> [Exercise prompt]
Repeat every record exactly, but keep images out of the copy.

> [Input rows]
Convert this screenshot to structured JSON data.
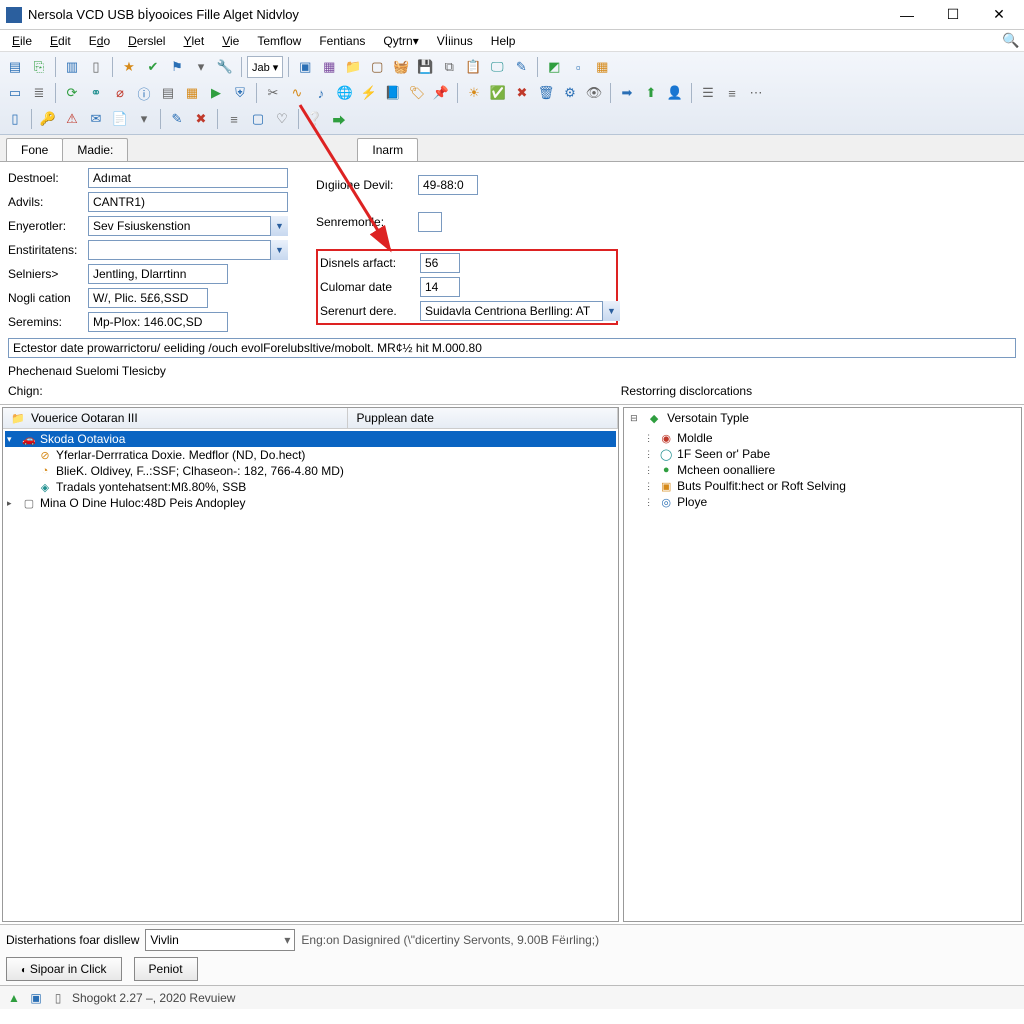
{
  "window": {
    "title": "Nersola  VCD  USB bİyooices Fille Alget  Nidvloy"
  },
  "menubar": {
    "items": [
      "Eile",
      "Edit",
      "Edo",
      "Derslel",
      "Ylet",
      "Vie",
      "Temflow",
      "Fentians",
      "Qytrn▾",
      "Vİiinus",
      "Help"
    ]
  },
  "tabs": {
    "left": [
      "Fone",
      "Madie:"
    ],
    "right": [
      "Inarm"
    ]
  },
  "form": {
    "left": {
      "destnool_label": "Destnoel:",
      "destnool_value": "Adımat",
      "advils_label": "Advils:",
      "advils_value": "CANTR1)",
      "enyerotler_label": "Enyerotler:",
      "enyerotler_value": "Sev Fsiuskenstion",
      "enstintatens_label": "Enstiritatens:",
      "enstintatens_value": "",
      "selniers_label": "Selniers>",
      "selniers_value": "Jentling, Dlarrtinn",
      "noglcation_label": "Nogli cation",
      "noglcation_value": "W/, Plic. 5£6,SSD",
      "seremins_label": "Seremins:",
      "seremins_value": "Mp-Plox: 146.0C,SD"
    },
    "right": {
      "digione_label": "Dıgiione Devil:",
      "digione_value": "49-88:0",
      "senremonle_label": "Senremonle:",
      "senremonle_value": "",
      "disnels_label": "Disnels arfact:",
      "disnels_value": "56",
      "culomar_label": "Culomar date",
      "culomar_value": "14",
      "serenurt_label": "Serenurt dere.",
      "serenurt_value": "Suidavla Centriona Berlling: AT"
    },
    "statusline": "Ectestor date prowarrictoru/ eeliding /ouch evolForelubsltive/mobolt. MR¢½ hit M.000.80",
    "section_label": "Phechenaıd Suelomi Tlesicby",
    "chign_label": "Chign:",
    "restoring_label": "Restorring disclorcations"
  },
  "left_tree": {
    "header_col1": "Vouerice Ootaran III",
    "header_col2": "Pupplean date",
    "rows": [
      {
        "text": "Skoda Ootavioa",
        "selected": true,
        "indent": 0,
        "twisty": "▾"
      },
      {
        "text": "Yferlar-Derrratica Doxie. Medflor (ND, Do.hect)",
        "indent": 1
      },
      {
        "text": "BlieK. Oldivey, F..:SSF; Clhaseon-: 182, 766-4.80 MD)",
        "indent": 1
      },
      {
        "text": "Tradals yontehatsent:Mß.80%, SSB",
        "indent": 1
      },
      {
        "text": "Mina O Dine Huloc:48D Peis Andopley",
        "indent": 0
      }
    ]
  },
  "right_tree": {
    "header": "Versotain Typle",
    "rows": [
      "Moldle",
      "1F Seen or' Pabe",
      "Mcheen oonalliere",
      "Buts Poulfit:hect or Roft Selving",
      "Ploye"
    ]
  },
  "bottom": {
    "label": "Disterhations foar disllew",
    "combo_value": "Vivlin",
    "hint": "Eng:on Dasignired (\\\"dicertiny Servonts, 9.00B Fëırling;)",
    "button1": "Sipoar in Click",
    "button2": "Peniot"
  },
  "statusbar": {
    "text": "Shogokt 2.27 –,  2020 Revuiew"
  }
}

> [Result of the exercise]
Convert this screenshot to structured JSON data.
{
  "window": {
    "title": "Nersola  VCD  USB bİyooices Fille Alget  Nidvloy"
  },
  "menubar": {
    "items": [
      "Eile",
      "Edit",
      "Edo",
      "Derslel",
      "Ylet",
      "Vie",
      "Temflow",
      "Fentians",
      "Qytrn▾",
      "Vİiinus",
      "Help"
    ]
  },
  "tabs": {
    "left": [
      "Fone",
      "Madie:"
    ],
    "right": [
      "Inarm"
    ]
  },
  "form": {
    "left": {
      "destnool_label": "Destnoel:",
      "destnool_value": "Adımat",
      "advils_label": "Advils:",
      "advils_value": "CANTR1)",
      "enyerotler_label": "Enyerotler:",
      "enyerotler_value": "Sev Fsiuskenstion",
      "enstintatens_label": "Enstiritatens:",
      "enstintatens_value": "",
      "selniers_label": "Selniers>",
      "selniers_value": "Jentling, Dlarrtinn",
      "noglcation_label": "Nogli cation",
      "noglcation_value": "W/, Plic. 5£6,SSD",
      "seremins_label": "Seremins:",
      "seremins_value": "Mp-Plox: 146.0C,SD"
    },
    "right": {
      "digione_label": "Dıgiione Devil:",
      "digione_value": "49-88:0",
      "senremonle_label": "Senremonle:",
      "senremonle_value": "",
      "disnels_label": "Disnels arfact:",
      "disnels_value": "56",
      "culomar_label": "Culomar date",
      "culomar_value": "14",
      "serenurt_label": "Serenurt dere.",
      "serenurt_value": "Suidavla Centriona Berlling: AT"
    },
    "statusline": "Ectestor date prowarrictoru/ eeliding /ouch evolForelubsltive/mobolt. MR¢½ hit M.000.80",
    "section_label": "Phechenaıd Suelomi Tlesicby",
    "chign_label": "Chign:",
    "restoring_label": "Restorring disclorcations"
  },
  "left_tree": {
    "header_col1": "Vouerice Ootaran III",
    "header_col2": "Pupplean date",
    "rows": [
      {
        "text": "Skoda Ootavioa",
        "selected": true,
        "indent": 0,
        "twisty": "▾"
      },
      {
        "text": "Yferlar-Derrratica Doxie. Medflor (ND, Do.hect)",
        "indent": 1
      },
      {
        "text": "BlieK. Oldivey, F..:SSF; Clhaseon-: 182, 766-4.80 MD)",
        "indent": 1
      },
      {
        "text": "Tradals yontehatsent:Mß.80%, SSB",
        "indent": 1
      },
      {
        "text": "Mina O Dine Huloc:48D Peis Andopley",
        "indent": 0
      }
    ]
  },
  "right_tree": {
    "header": "Versotain Typle",
    "rows": [
      "Moldle",
      "1F Seen or' Pabe",
      "Mcheen oonalliere",
      "Buts Poulfit:hect or Roft Selving",
      "Ploye"
    ]
  },
  "bottom": {
    "label": "Disterhations foar disllew",
    "combo_value": "Vivlin",
    "hint": "Eng:on Dasignired (\\\"dicertiny Servonts, 9.00B Fëırling;)",
    "button1": "Sipoar in Click",
    "button2": "Peniot"
  },
  "statusbar": {
    "text": "Shogokt 2.27 –,  2020 Revuiew"
  }
}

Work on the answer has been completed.